INPUT RECORDS —
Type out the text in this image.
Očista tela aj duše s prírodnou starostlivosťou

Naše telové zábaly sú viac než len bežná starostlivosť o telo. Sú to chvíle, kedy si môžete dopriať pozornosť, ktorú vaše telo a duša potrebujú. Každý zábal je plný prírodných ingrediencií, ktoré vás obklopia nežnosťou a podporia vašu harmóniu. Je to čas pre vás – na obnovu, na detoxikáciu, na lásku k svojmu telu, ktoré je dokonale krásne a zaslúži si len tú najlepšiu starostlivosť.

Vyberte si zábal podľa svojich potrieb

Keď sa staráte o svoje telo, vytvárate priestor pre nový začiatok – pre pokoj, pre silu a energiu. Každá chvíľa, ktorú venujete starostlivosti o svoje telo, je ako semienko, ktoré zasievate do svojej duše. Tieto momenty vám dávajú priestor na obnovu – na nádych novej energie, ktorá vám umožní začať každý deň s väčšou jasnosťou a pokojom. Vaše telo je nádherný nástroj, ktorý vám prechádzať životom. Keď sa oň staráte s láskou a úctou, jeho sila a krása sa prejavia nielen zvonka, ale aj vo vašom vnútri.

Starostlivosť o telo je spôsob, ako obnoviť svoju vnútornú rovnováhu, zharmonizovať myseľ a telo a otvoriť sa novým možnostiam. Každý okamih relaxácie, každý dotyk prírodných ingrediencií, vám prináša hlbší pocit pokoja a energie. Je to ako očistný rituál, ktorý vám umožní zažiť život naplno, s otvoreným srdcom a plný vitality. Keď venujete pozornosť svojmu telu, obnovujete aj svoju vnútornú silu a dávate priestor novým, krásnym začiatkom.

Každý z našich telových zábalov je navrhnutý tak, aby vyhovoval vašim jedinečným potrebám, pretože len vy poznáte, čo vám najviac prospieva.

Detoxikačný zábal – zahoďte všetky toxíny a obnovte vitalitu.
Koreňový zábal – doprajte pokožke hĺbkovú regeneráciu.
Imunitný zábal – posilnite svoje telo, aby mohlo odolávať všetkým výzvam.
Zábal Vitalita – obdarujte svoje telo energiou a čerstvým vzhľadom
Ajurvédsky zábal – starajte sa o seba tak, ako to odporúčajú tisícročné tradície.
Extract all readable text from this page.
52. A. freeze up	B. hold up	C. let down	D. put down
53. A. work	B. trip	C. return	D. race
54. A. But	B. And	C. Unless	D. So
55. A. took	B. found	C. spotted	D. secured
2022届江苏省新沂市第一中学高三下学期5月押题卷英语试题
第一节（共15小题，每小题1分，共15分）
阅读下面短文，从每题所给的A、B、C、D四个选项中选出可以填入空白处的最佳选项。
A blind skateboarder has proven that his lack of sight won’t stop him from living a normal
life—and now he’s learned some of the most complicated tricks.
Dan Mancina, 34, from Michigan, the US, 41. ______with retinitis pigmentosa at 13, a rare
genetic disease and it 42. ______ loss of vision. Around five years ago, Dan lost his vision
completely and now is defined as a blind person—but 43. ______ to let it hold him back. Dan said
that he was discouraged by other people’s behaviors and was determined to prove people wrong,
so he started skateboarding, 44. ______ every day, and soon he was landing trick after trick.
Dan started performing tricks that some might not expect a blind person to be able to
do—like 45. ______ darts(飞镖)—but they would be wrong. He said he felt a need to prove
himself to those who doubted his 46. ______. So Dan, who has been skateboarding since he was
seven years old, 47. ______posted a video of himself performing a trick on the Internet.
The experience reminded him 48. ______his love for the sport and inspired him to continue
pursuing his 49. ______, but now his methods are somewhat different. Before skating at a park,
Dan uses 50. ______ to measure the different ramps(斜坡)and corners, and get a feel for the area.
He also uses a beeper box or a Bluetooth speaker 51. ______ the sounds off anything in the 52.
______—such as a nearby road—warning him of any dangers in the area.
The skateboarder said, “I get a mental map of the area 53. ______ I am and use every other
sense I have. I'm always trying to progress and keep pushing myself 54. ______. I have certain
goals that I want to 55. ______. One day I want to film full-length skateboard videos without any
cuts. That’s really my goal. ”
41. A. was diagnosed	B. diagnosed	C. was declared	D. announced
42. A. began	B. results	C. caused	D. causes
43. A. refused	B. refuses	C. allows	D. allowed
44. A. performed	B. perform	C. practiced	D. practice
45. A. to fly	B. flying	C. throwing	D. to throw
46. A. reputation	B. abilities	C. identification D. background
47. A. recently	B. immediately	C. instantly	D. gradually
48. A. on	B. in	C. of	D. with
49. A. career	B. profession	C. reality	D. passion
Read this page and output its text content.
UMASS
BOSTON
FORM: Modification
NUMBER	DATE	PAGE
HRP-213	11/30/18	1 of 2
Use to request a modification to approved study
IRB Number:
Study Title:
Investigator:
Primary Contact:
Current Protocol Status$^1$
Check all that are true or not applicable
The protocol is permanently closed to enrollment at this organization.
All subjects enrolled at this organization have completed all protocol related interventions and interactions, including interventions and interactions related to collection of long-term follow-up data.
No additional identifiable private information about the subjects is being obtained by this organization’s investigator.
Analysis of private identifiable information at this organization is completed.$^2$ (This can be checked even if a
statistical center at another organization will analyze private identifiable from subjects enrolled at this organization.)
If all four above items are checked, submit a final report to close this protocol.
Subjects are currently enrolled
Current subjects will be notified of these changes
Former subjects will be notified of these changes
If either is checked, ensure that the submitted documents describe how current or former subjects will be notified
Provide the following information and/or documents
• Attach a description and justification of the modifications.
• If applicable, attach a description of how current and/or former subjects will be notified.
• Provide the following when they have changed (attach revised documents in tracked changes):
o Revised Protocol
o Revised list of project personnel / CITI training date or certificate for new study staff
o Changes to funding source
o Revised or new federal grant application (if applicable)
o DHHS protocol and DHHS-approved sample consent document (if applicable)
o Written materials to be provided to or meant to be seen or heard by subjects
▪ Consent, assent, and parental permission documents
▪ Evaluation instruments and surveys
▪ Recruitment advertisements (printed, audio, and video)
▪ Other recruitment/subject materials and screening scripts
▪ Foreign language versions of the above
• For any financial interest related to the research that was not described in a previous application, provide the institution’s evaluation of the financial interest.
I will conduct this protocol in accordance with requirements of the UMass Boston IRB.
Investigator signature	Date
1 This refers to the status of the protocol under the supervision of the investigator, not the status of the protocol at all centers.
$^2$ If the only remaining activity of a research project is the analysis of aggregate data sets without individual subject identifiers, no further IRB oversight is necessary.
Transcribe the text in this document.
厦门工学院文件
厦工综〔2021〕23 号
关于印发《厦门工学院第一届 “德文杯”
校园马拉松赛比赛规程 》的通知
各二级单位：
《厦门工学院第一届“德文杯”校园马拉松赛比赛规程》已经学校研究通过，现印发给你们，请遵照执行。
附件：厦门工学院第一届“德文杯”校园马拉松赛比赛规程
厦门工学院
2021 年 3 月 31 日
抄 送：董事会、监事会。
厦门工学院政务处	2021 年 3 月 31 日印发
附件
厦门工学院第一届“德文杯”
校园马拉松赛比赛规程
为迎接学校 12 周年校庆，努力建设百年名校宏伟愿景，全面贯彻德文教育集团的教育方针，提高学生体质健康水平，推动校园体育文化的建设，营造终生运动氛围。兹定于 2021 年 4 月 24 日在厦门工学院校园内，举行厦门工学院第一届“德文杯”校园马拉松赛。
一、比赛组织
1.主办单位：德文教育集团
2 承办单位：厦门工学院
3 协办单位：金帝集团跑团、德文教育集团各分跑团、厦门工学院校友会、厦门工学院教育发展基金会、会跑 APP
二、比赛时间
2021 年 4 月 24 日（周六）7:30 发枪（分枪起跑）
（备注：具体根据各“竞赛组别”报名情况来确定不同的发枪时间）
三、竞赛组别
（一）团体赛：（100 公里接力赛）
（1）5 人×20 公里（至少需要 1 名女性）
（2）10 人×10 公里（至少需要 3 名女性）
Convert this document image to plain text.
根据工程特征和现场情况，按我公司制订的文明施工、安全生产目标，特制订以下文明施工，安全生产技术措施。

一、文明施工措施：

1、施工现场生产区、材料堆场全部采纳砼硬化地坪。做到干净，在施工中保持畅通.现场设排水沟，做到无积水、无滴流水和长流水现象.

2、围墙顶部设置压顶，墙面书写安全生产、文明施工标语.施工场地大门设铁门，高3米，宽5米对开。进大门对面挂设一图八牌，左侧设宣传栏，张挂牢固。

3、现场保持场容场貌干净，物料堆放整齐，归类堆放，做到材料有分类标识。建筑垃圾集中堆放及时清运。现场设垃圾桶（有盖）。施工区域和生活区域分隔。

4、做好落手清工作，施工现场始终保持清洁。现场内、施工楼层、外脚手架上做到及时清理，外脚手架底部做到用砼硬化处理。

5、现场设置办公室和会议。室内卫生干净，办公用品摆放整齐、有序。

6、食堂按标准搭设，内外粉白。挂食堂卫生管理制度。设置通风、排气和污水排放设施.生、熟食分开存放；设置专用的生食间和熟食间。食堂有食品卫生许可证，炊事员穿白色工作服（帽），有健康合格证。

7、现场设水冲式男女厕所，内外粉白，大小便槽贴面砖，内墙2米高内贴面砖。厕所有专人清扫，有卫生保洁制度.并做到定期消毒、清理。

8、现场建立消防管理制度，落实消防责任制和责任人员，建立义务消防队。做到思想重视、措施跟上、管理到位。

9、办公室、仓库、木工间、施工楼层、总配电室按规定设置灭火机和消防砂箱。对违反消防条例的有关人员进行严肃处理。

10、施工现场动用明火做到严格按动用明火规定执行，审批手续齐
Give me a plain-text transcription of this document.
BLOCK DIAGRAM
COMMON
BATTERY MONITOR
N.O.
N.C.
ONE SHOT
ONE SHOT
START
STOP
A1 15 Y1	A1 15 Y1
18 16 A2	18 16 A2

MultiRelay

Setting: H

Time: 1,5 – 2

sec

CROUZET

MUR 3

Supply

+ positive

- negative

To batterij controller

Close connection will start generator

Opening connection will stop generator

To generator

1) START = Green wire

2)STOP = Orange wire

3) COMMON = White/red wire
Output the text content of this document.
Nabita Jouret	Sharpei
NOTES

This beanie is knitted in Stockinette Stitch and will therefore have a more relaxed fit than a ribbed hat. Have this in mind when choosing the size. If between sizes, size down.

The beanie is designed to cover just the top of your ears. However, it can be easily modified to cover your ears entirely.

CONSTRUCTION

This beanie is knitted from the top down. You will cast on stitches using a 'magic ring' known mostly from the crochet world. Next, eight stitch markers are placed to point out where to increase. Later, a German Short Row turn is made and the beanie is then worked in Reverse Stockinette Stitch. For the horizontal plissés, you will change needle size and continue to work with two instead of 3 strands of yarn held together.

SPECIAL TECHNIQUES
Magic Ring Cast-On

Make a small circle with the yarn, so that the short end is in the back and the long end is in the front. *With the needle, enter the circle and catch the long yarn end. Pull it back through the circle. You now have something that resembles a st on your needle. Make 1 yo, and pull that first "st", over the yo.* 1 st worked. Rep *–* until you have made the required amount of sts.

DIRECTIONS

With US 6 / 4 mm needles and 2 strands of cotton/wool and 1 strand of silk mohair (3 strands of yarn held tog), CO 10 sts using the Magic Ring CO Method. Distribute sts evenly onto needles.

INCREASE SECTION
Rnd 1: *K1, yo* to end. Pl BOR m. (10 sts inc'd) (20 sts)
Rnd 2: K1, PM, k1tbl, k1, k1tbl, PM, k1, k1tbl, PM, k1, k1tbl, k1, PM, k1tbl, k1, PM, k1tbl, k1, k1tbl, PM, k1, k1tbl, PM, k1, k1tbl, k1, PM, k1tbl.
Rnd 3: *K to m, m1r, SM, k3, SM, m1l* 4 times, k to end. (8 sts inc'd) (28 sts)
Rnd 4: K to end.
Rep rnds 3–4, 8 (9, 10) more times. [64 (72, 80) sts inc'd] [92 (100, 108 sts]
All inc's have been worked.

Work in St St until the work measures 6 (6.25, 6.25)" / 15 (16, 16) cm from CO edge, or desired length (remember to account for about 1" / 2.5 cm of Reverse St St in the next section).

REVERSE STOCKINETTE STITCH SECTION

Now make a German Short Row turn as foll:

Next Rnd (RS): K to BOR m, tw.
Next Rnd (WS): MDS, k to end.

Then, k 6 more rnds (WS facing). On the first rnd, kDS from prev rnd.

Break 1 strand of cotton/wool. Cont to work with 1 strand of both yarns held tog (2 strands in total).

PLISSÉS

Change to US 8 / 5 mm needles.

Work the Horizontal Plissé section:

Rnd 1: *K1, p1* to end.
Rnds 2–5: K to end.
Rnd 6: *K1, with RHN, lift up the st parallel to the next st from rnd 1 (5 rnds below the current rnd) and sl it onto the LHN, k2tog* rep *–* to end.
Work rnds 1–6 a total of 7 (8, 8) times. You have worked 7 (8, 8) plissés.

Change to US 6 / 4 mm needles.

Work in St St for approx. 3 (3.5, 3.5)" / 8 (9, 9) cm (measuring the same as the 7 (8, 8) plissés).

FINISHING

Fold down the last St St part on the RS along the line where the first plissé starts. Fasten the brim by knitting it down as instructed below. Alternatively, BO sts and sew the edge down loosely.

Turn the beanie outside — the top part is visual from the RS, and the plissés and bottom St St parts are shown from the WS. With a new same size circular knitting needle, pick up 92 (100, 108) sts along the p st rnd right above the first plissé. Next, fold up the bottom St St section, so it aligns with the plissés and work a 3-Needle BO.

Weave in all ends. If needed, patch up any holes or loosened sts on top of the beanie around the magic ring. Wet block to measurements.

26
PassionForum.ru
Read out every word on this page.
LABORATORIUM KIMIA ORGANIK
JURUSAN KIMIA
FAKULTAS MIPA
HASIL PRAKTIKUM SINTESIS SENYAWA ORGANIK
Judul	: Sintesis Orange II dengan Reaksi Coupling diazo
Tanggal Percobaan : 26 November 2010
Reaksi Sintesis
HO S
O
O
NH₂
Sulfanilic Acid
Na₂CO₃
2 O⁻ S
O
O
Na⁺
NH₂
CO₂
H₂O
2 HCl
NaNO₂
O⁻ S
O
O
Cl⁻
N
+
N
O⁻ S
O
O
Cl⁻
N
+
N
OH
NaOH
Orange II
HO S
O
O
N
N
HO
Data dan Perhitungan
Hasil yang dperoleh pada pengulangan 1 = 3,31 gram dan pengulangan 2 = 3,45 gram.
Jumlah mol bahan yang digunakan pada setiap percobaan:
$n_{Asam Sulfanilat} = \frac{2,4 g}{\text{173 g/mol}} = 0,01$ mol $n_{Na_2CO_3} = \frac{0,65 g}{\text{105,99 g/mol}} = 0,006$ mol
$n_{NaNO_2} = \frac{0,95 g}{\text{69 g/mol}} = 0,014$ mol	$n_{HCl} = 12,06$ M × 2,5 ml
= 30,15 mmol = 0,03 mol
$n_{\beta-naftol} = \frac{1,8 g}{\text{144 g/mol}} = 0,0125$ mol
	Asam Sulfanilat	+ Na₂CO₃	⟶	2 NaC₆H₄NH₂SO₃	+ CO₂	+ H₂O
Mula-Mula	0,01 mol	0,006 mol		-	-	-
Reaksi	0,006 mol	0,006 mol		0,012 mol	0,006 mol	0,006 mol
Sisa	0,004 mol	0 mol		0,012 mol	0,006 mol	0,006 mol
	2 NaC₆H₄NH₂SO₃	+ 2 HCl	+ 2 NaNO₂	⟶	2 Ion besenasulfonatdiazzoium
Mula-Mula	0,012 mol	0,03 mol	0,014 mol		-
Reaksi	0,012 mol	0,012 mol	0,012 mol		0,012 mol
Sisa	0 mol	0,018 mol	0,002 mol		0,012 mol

WHAT IS REQUIRED — Report back each line of the entries that holds the string "performing".

OUTPUT FOR THIS EXERCISE —
Dan started performing tricks that some might not expect a blind person to be able to
seven years old, 47. ______posted a video of himself performing a trick on the Internet.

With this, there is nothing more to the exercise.